** What you will do **
Work out how many lines hold the string "possível". Give that number and nothing more.

########

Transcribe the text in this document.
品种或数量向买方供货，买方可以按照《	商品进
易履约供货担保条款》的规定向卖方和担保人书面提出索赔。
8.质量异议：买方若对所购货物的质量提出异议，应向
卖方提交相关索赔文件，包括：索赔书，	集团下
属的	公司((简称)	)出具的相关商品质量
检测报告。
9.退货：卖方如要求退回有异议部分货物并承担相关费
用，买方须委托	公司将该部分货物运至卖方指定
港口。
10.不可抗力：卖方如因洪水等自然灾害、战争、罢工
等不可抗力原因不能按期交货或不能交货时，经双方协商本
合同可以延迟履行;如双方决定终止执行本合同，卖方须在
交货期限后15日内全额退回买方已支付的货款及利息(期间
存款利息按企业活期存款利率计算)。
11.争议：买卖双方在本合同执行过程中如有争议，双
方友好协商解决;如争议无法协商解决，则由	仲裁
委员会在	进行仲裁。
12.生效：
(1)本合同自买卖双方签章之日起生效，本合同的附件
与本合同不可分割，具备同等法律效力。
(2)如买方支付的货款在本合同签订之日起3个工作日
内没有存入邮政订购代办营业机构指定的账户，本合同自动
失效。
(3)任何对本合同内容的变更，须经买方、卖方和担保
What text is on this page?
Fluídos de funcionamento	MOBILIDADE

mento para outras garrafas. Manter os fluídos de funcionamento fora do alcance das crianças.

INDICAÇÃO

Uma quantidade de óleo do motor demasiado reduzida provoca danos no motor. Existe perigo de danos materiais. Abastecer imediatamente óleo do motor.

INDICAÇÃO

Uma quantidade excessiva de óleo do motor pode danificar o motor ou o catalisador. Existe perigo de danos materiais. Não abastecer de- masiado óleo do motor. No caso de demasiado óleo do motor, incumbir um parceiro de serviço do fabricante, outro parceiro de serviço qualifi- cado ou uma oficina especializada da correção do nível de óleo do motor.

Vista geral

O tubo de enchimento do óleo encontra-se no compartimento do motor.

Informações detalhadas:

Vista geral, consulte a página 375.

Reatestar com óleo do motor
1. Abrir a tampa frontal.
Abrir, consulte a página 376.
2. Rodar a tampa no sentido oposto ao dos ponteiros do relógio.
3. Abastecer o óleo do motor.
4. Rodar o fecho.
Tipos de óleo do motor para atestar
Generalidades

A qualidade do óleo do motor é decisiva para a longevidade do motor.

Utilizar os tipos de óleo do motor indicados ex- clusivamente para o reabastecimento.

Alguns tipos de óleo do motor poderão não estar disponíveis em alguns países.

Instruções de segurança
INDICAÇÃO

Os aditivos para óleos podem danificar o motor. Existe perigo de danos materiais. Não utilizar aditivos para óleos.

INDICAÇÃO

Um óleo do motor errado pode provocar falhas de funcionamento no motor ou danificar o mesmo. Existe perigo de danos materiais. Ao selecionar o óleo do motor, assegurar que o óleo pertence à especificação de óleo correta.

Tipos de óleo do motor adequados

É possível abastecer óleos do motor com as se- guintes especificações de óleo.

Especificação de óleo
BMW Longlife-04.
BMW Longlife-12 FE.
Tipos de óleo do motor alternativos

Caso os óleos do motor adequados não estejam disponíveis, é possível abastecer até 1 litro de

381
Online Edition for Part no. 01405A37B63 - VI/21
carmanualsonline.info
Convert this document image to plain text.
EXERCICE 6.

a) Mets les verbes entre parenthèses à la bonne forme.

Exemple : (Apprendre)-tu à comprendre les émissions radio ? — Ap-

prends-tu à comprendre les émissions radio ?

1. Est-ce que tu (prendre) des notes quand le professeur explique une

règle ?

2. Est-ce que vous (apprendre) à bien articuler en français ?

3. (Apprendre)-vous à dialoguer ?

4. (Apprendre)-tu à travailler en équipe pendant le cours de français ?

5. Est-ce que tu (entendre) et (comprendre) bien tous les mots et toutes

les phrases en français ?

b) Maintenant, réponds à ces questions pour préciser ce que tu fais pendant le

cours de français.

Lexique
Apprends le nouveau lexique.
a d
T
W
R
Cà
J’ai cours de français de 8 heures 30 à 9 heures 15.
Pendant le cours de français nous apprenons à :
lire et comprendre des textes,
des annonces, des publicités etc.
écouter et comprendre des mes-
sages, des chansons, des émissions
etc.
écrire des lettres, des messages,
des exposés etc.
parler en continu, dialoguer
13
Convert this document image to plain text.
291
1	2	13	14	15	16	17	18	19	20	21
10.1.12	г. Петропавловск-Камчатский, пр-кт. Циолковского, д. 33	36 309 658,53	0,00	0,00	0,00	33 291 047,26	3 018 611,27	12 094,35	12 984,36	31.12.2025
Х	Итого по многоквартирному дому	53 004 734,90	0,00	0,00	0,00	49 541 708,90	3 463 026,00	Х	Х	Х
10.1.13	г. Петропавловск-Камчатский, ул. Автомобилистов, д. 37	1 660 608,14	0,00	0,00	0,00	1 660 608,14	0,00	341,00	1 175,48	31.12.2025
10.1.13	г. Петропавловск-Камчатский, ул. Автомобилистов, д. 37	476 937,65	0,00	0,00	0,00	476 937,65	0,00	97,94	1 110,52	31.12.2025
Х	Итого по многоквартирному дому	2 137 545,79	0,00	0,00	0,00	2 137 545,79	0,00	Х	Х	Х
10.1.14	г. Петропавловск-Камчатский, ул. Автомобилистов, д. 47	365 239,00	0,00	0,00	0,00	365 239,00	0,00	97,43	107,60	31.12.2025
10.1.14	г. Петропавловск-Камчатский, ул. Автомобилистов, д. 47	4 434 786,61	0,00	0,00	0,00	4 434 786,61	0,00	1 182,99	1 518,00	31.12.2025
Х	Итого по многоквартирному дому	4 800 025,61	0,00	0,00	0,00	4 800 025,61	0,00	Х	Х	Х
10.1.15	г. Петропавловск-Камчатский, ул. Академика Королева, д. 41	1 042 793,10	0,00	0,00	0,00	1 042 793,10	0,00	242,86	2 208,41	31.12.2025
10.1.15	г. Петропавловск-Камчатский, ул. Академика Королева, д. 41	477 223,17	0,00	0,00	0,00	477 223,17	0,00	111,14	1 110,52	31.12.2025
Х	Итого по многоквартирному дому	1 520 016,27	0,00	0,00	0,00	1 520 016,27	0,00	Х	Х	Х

########

** Task result **
2